▸ **SUPPLIED MATERIAL**:
================================
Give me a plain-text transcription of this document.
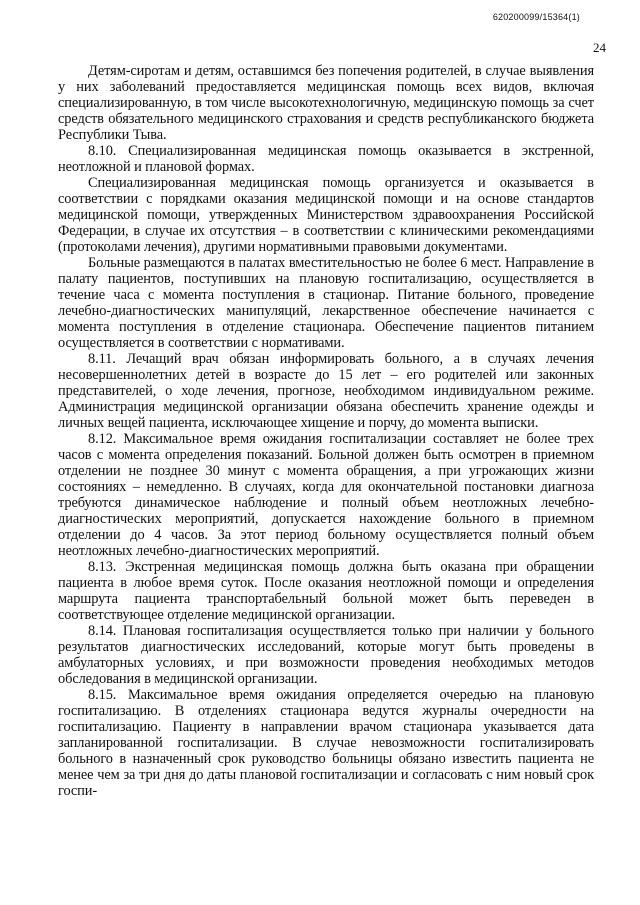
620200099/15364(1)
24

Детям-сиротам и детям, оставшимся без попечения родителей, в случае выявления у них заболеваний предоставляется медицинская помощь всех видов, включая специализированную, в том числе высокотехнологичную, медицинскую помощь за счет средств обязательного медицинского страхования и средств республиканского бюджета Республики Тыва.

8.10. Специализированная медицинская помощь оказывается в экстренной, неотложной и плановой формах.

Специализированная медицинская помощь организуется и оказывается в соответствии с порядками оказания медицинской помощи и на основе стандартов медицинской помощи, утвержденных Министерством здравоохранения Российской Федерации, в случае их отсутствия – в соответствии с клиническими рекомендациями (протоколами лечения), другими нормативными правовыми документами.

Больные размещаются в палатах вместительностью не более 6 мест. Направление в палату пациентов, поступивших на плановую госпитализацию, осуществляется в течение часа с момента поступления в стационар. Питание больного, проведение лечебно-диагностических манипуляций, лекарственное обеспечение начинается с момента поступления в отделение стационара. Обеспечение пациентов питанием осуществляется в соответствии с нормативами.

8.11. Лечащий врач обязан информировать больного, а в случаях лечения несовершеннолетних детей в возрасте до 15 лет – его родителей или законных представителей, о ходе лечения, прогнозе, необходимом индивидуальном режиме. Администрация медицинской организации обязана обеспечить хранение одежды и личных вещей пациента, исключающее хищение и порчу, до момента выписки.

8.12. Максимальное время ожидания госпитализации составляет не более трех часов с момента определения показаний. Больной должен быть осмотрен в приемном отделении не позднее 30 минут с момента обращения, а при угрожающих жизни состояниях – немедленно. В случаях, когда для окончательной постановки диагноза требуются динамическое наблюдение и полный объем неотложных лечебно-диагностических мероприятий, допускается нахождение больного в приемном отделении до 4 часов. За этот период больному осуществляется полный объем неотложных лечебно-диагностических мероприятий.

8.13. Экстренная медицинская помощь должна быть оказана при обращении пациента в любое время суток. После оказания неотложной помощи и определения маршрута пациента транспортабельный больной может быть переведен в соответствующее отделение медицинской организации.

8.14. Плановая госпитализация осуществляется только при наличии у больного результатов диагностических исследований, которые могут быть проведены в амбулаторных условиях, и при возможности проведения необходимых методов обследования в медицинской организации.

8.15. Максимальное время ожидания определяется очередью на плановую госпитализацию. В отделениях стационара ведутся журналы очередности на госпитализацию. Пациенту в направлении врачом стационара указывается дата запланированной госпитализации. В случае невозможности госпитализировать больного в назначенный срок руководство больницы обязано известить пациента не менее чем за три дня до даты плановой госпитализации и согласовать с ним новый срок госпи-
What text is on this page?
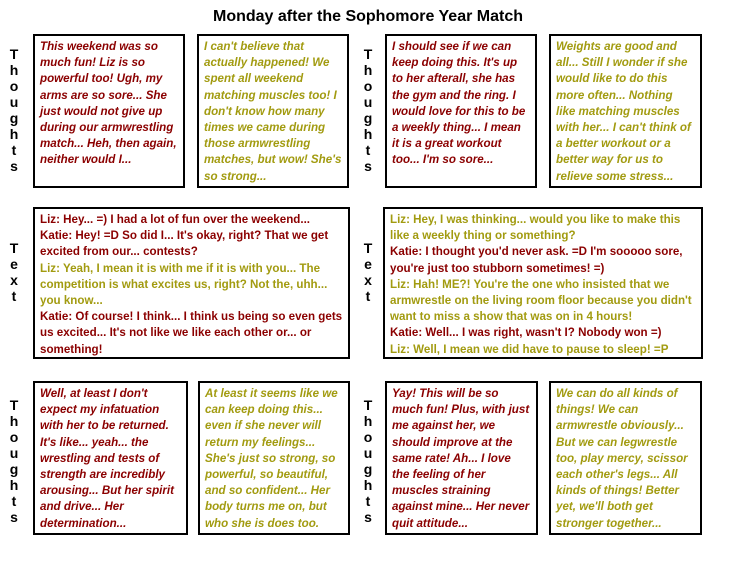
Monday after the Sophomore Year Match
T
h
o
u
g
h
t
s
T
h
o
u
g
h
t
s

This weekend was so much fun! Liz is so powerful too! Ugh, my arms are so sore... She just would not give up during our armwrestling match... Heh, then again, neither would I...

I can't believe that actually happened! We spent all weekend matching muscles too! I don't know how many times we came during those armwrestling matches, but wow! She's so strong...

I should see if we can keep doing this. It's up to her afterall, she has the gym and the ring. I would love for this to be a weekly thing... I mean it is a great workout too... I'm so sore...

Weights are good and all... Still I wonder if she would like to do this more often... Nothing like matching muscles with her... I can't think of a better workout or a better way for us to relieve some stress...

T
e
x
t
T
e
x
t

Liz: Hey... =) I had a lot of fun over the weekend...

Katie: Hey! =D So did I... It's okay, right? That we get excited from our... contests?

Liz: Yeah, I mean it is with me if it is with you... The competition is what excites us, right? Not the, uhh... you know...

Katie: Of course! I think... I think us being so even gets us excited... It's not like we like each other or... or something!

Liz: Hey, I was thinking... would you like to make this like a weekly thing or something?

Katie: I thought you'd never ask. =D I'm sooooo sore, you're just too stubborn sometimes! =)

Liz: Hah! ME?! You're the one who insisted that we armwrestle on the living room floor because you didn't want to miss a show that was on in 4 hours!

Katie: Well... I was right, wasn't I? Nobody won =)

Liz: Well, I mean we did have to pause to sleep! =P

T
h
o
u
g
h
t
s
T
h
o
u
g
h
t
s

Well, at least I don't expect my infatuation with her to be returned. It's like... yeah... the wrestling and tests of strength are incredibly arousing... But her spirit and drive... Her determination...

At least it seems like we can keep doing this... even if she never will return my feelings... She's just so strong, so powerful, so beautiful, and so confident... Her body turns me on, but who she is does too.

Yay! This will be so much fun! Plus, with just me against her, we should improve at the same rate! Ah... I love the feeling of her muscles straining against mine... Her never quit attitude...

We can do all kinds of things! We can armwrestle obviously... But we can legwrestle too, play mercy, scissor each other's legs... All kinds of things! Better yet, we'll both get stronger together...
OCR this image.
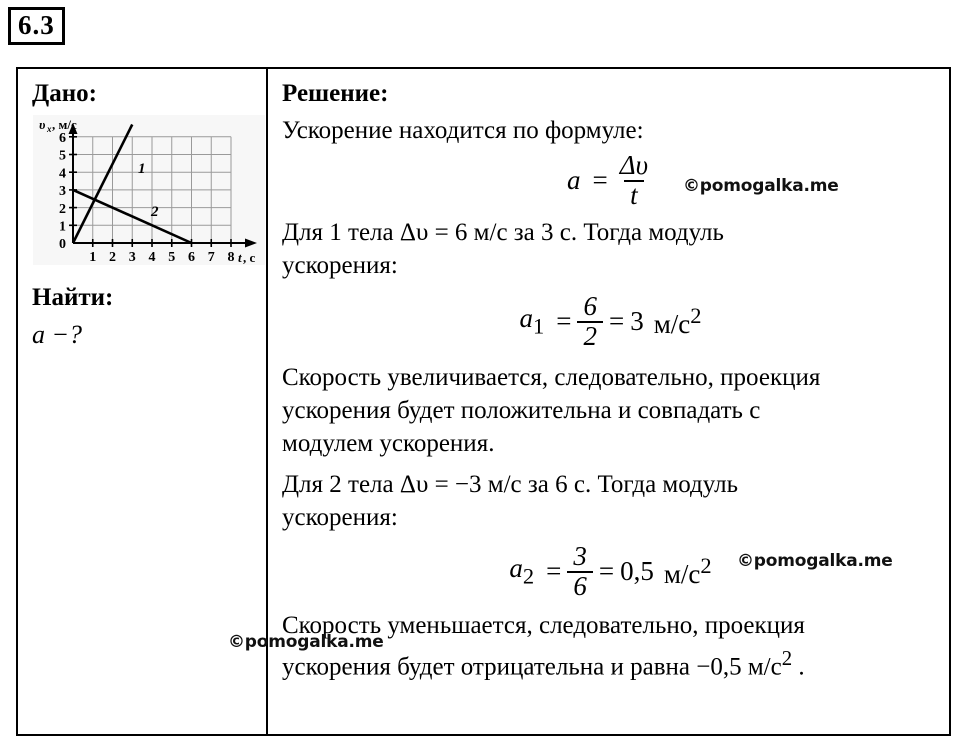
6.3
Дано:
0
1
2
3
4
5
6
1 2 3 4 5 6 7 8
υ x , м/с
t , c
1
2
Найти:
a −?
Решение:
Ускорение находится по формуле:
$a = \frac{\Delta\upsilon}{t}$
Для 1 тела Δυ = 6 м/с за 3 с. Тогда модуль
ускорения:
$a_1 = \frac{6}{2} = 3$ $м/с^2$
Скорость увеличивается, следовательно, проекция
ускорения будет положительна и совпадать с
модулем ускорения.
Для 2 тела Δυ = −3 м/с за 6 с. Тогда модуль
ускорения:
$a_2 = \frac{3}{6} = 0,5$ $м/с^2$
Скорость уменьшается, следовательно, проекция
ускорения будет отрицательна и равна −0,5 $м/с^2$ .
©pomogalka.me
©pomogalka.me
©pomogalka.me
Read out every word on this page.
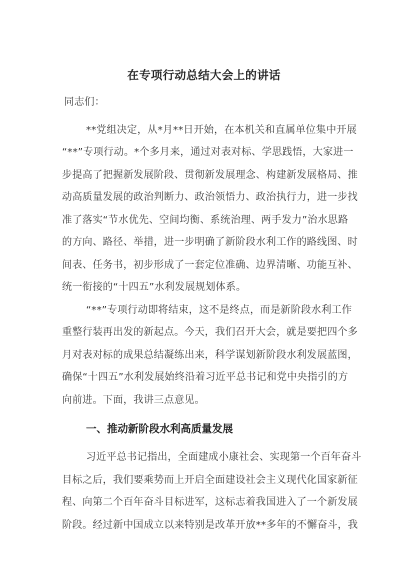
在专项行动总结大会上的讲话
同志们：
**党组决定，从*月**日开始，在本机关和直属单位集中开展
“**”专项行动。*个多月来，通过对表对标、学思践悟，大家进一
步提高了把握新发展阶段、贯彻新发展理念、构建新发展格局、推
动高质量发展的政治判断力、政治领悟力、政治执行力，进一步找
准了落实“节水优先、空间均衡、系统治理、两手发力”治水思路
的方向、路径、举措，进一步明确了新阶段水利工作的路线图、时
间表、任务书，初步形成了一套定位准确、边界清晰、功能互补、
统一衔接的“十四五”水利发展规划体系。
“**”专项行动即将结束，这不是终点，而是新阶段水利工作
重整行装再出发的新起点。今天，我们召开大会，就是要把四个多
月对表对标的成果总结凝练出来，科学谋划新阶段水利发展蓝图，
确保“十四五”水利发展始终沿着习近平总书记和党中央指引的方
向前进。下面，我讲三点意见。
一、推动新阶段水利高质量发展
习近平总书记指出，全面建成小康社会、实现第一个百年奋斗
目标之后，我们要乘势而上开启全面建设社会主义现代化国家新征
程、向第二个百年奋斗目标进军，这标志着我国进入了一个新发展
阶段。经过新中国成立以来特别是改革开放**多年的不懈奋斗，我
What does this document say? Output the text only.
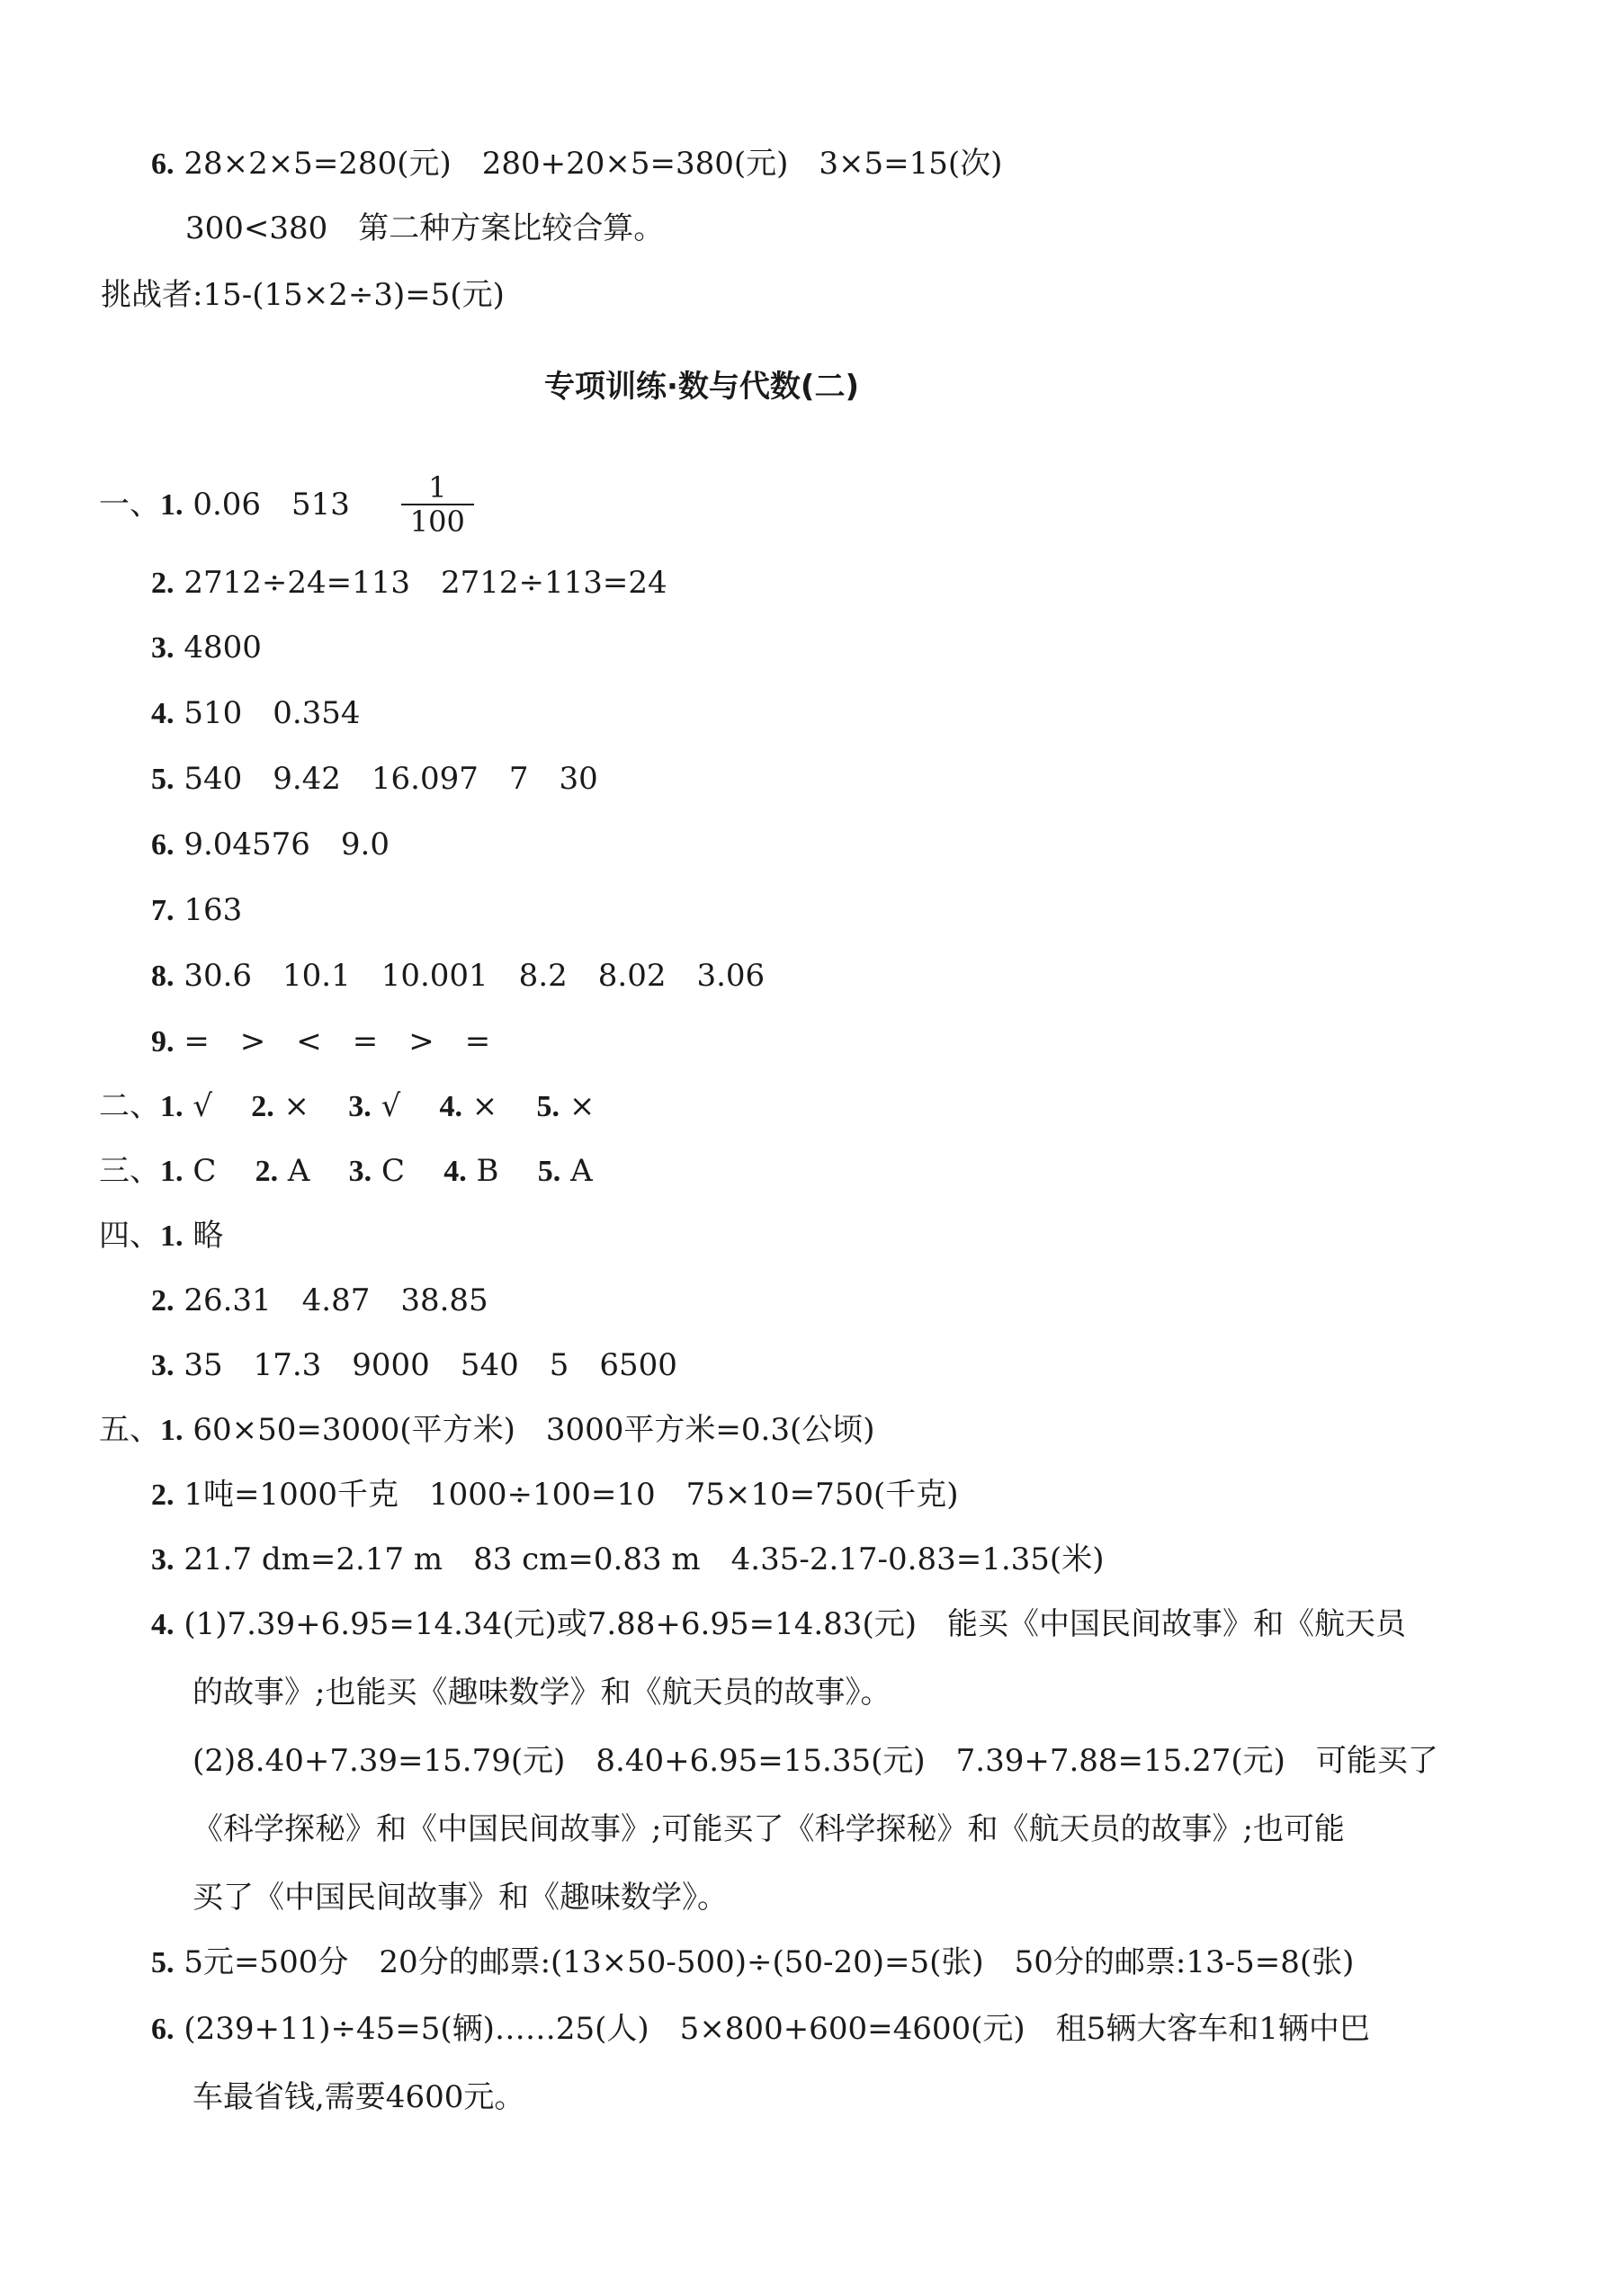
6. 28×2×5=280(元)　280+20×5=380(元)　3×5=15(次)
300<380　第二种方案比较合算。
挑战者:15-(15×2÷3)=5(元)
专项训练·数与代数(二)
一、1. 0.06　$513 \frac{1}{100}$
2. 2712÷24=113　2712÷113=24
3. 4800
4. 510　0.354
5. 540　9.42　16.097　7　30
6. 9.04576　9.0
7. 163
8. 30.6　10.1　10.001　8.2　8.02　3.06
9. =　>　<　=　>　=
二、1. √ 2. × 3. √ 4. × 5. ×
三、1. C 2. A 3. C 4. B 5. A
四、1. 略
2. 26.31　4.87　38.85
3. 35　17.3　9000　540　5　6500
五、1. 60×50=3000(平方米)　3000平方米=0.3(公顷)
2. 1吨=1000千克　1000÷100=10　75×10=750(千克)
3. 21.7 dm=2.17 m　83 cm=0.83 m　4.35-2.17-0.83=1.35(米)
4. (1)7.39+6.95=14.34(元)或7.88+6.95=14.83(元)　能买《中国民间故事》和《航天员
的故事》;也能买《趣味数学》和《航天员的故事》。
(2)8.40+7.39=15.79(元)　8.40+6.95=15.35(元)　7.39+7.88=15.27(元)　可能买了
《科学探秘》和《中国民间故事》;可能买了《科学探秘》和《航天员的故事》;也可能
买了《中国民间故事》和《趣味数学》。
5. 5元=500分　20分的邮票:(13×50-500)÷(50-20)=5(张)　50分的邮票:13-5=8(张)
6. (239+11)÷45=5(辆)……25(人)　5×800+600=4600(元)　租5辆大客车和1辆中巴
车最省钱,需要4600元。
================================
▸ **YOUR GOAL**:
The records are above. How many lines in them contain the word "never"? Give the number alone.

▸ **ANSWER BELOW**:
3